Entries:
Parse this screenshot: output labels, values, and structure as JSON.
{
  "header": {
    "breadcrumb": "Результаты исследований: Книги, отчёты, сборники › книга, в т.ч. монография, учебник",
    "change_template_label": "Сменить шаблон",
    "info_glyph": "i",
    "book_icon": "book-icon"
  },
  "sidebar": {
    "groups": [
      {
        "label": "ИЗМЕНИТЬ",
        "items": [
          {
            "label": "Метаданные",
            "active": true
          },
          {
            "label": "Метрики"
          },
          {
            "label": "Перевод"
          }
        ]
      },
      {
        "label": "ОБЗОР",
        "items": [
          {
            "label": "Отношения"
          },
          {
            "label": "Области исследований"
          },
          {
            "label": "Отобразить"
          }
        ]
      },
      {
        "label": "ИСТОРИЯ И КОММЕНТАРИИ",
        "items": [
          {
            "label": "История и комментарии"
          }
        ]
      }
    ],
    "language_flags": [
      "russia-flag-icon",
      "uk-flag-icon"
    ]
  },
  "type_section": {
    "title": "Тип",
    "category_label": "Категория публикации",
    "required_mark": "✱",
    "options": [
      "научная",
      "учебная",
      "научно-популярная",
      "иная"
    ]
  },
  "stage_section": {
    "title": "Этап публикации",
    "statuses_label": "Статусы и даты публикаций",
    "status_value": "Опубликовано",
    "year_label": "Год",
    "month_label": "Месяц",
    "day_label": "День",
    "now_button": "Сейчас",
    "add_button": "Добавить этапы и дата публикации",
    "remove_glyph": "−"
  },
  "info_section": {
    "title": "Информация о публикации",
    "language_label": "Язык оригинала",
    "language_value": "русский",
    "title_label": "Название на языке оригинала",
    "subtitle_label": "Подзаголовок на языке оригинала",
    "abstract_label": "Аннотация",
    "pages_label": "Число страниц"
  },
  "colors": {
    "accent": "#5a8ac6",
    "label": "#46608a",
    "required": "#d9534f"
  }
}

Your goal: From the records above, copy every line that holds the word "icon".

Correct result:
    "book_icon": "book-icon"
      "russia-flag-icon",
      "uk-flag-icon"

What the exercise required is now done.